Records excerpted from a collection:
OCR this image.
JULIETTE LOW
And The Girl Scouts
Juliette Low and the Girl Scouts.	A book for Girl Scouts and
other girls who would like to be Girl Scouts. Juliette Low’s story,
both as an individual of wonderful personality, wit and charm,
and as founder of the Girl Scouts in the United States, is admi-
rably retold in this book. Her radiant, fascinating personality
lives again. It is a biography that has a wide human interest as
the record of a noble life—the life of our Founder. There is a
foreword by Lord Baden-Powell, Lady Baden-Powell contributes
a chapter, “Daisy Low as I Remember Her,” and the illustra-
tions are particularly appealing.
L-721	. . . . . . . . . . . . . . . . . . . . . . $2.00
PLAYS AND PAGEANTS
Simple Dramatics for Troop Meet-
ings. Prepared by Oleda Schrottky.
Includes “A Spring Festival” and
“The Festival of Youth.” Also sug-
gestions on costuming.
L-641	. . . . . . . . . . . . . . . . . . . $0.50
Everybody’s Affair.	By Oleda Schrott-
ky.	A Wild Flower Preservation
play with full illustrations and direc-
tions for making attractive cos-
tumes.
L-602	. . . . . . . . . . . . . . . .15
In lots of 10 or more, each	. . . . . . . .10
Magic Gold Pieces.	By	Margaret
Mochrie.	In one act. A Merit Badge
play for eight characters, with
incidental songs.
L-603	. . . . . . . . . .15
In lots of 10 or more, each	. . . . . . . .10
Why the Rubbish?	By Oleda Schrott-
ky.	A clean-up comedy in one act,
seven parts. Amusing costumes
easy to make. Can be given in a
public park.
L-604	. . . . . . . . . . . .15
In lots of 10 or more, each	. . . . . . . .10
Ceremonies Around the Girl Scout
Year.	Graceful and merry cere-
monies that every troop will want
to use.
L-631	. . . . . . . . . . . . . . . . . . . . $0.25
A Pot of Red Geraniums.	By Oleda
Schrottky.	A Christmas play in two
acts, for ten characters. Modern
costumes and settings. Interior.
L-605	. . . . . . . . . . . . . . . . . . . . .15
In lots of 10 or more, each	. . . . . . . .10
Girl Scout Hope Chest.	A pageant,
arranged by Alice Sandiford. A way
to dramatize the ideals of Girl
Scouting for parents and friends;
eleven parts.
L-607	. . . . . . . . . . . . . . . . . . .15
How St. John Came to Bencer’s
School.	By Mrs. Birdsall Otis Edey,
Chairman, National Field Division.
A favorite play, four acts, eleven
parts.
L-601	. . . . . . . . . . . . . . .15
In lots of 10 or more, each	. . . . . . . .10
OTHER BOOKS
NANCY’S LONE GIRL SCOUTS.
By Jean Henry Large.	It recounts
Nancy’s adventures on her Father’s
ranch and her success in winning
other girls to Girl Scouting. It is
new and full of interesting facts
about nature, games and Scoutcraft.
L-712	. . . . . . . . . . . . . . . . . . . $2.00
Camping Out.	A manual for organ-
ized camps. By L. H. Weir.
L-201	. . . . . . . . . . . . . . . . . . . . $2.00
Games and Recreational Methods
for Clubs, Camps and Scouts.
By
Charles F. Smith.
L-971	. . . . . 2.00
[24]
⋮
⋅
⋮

## [Set exercise]
Look through the lines above and collect those with the word "Schrottky".

## [Task response]
ings. Prepared by Oleda Schrottky.
Schrottky.	A Christmas play in two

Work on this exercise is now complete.